- [Task to carry out]:
Return all lines below containing the word "Ilmu".
Start of Listed records
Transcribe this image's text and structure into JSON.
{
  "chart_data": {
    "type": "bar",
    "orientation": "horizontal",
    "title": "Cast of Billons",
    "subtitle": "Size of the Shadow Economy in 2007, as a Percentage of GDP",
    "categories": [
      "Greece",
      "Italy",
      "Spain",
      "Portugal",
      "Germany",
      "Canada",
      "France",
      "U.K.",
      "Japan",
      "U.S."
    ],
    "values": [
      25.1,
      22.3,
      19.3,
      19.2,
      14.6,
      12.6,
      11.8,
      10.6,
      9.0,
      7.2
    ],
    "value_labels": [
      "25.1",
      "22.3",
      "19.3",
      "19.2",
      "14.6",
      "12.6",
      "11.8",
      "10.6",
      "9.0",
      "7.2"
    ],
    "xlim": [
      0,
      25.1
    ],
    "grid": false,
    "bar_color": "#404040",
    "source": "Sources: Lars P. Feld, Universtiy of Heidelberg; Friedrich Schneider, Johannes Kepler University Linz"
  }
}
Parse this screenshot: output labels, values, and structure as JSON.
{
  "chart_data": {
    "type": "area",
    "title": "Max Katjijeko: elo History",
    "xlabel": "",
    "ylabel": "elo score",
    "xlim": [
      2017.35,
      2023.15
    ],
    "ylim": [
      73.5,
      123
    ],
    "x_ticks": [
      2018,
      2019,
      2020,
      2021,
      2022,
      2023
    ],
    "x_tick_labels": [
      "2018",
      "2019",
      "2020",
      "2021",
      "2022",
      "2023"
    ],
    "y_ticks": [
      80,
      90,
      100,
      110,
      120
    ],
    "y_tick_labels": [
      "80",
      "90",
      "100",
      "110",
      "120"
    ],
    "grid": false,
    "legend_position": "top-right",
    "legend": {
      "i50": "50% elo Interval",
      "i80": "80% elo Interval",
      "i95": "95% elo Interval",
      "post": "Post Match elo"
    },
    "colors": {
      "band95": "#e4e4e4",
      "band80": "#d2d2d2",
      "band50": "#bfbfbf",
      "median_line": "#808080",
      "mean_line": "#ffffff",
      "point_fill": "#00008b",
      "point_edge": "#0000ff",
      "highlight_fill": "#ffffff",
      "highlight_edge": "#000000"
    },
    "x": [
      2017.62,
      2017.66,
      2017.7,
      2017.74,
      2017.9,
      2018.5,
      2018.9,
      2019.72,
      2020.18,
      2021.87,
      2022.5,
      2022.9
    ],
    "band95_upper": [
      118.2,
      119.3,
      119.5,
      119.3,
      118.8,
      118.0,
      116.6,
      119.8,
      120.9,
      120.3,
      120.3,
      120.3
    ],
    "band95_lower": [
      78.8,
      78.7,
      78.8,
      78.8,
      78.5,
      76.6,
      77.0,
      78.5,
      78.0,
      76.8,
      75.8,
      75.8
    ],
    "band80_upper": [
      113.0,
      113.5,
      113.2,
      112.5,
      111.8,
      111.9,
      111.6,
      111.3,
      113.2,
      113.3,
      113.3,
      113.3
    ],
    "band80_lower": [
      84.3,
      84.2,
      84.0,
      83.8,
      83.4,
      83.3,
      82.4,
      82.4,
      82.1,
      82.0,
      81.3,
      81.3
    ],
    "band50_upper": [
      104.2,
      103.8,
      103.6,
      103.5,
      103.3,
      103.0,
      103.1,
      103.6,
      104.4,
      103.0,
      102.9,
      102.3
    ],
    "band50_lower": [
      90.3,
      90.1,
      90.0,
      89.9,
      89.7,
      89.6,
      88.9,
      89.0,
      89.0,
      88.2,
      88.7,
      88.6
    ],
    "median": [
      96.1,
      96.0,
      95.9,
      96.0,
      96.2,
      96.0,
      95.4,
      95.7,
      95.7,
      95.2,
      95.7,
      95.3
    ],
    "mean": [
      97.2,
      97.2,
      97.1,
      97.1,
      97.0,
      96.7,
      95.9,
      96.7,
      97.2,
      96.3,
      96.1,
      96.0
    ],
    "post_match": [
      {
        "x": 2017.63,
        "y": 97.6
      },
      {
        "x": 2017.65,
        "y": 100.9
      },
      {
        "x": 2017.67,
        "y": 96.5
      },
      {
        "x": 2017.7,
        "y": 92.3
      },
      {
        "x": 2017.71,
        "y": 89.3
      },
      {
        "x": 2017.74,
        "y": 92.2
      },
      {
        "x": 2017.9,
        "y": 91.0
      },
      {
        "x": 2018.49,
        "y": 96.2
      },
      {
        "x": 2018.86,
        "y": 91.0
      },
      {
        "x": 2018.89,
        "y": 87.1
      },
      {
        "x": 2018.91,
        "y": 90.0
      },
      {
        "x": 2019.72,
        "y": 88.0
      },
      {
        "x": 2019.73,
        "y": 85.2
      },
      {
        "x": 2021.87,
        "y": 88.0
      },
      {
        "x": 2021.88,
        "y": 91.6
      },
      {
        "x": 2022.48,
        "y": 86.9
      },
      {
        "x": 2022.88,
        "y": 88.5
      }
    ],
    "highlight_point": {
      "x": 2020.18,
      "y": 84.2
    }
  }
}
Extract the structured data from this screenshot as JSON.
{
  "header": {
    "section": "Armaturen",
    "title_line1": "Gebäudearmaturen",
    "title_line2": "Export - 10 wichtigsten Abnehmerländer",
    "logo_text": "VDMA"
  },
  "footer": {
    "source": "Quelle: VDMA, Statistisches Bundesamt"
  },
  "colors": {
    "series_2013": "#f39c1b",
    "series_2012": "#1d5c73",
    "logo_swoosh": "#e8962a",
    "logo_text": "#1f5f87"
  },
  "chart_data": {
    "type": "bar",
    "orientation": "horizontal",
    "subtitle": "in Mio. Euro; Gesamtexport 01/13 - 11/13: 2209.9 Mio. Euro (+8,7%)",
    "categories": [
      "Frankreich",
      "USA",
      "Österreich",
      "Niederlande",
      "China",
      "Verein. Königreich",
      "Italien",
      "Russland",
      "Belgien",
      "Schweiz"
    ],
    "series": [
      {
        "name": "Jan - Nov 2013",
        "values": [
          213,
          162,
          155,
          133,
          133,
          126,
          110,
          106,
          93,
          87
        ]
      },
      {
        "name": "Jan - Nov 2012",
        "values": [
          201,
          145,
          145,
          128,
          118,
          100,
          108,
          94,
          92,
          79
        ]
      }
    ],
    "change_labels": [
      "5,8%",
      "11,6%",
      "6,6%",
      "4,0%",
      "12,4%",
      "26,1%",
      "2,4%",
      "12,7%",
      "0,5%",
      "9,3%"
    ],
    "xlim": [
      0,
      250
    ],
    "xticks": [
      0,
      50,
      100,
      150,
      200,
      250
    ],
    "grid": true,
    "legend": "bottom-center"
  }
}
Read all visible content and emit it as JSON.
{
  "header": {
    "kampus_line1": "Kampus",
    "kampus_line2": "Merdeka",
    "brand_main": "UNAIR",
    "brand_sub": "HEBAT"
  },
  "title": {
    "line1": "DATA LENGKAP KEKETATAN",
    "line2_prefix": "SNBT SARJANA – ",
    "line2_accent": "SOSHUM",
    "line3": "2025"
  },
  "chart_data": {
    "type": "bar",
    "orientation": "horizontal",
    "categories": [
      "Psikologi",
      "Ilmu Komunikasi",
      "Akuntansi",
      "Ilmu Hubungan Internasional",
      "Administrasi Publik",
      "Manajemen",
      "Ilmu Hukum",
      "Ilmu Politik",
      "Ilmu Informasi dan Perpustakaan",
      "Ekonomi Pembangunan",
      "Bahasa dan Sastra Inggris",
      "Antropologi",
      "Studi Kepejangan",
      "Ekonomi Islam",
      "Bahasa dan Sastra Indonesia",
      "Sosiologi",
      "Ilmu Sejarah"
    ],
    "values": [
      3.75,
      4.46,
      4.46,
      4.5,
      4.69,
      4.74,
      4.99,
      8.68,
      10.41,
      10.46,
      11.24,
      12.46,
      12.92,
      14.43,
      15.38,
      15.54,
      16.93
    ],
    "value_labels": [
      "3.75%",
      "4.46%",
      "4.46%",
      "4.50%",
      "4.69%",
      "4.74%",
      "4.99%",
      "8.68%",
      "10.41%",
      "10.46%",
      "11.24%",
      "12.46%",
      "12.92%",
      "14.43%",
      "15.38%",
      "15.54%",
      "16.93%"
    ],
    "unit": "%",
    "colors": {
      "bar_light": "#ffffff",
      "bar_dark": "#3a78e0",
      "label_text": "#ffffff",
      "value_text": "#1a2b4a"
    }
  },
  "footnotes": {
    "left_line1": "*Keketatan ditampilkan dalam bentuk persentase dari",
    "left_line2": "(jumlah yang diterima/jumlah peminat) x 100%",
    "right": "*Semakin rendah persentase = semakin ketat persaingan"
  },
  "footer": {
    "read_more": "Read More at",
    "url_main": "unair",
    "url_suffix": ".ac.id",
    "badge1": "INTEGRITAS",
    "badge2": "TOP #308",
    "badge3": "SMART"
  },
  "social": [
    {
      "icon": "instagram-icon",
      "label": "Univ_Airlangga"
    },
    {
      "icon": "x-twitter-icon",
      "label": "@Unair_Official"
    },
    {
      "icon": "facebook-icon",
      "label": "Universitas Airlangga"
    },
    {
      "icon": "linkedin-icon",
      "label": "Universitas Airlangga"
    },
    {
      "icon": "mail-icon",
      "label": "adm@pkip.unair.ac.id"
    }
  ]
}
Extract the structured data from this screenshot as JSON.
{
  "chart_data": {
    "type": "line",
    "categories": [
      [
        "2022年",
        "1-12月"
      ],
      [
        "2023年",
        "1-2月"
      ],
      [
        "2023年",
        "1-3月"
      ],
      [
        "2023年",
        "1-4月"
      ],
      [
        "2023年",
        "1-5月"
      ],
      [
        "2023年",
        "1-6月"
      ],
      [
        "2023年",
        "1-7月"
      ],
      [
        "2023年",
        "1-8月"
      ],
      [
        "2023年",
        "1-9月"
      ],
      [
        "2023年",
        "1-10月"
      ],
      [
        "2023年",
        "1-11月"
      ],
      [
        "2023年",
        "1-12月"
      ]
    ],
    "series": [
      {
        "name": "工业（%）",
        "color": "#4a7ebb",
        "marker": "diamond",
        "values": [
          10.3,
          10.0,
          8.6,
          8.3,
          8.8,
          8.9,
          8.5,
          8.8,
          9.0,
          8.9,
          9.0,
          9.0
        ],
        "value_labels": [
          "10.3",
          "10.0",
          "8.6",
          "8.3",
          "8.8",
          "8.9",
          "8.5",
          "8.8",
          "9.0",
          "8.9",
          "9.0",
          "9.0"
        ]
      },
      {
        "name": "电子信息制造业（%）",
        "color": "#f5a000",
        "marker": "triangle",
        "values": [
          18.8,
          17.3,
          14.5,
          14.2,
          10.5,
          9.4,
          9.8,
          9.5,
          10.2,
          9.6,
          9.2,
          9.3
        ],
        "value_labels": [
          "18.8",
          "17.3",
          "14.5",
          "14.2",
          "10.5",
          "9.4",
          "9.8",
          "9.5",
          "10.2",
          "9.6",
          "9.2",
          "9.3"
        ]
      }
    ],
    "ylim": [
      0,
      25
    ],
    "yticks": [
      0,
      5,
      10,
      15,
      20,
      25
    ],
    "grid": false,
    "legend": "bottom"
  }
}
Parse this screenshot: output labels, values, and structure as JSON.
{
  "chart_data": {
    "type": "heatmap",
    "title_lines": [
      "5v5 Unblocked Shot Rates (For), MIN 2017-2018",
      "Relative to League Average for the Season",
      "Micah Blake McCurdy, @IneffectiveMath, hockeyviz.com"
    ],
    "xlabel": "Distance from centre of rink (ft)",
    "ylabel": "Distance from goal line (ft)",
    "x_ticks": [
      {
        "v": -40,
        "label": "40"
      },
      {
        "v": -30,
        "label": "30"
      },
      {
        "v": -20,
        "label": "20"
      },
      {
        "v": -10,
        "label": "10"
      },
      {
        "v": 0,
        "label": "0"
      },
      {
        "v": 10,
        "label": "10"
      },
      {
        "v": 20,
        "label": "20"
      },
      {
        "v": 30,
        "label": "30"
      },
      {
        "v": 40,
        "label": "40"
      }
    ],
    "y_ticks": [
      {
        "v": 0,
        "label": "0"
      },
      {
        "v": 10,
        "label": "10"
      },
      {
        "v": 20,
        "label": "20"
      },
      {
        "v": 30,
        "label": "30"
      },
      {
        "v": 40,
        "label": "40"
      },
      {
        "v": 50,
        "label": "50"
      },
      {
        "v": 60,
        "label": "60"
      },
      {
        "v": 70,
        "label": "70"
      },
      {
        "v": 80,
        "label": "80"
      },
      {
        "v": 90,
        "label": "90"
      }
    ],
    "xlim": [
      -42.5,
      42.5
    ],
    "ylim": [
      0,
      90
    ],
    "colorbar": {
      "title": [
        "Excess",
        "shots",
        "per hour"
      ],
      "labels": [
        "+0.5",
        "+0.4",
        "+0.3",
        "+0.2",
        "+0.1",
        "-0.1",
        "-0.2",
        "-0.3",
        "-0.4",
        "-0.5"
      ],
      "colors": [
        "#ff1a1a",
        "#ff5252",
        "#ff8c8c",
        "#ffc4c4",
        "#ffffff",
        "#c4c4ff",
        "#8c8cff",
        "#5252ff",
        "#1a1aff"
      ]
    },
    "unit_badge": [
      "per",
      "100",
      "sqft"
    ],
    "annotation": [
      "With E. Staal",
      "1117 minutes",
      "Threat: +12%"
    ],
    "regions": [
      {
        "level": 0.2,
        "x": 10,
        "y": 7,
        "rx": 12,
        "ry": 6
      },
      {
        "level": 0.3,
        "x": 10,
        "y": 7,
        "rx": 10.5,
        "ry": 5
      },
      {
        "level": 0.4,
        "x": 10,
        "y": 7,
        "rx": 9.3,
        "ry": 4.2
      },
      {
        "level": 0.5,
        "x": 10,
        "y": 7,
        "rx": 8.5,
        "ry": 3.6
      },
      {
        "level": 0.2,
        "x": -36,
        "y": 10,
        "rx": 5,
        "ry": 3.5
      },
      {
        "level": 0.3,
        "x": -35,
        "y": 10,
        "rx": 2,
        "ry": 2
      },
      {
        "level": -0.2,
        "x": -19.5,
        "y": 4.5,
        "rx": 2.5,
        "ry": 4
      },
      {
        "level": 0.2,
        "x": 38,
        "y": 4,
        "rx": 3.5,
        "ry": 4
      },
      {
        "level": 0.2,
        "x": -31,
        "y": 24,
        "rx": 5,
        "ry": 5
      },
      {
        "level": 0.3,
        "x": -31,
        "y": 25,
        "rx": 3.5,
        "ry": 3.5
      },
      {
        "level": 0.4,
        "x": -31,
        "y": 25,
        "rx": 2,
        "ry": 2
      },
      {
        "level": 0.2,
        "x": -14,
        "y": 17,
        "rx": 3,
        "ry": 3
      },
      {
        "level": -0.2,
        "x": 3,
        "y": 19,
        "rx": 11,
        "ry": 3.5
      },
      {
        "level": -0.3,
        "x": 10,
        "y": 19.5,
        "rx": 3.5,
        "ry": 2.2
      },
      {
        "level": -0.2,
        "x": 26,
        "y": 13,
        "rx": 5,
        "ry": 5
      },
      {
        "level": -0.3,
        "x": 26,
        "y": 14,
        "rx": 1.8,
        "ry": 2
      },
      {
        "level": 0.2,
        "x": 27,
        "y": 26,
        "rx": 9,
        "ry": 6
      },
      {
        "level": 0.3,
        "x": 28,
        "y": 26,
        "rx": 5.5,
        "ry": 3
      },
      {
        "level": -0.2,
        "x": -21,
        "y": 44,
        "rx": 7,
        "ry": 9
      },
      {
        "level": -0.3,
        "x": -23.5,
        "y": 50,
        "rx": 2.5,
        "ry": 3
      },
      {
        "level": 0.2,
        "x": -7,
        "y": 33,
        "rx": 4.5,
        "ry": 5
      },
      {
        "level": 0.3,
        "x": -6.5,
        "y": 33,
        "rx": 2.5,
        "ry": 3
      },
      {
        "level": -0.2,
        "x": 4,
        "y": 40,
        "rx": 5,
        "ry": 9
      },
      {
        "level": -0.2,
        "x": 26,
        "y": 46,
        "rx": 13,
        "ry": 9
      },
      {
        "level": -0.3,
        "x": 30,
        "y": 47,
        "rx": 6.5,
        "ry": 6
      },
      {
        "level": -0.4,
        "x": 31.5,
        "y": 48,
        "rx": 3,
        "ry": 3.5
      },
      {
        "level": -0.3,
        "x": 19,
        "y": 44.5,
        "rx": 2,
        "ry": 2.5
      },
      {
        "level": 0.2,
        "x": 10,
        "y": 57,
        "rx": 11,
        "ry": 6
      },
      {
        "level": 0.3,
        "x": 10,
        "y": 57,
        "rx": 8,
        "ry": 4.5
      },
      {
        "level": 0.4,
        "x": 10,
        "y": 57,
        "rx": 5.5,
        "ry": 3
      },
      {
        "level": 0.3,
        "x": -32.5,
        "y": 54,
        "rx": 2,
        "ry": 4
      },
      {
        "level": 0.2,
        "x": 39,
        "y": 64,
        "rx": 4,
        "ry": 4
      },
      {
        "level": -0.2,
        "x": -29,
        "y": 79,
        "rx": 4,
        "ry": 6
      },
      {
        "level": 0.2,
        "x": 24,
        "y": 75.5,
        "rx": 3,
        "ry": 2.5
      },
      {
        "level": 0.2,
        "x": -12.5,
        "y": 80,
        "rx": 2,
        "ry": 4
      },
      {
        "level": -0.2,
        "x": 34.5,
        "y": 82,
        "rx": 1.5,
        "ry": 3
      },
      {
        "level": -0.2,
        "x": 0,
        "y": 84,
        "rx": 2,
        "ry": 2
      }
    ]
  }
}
End of Listed records
- [Output of the exercise]:
      "Ilmu Komunikasi",
      "Ilmu Hubungan Internasional",
      "Ilmu Hukum",
      "Ilmu Politik",
      "Ilmu Informasi dan Perpustakaan",
      "Ilmu Sejarah"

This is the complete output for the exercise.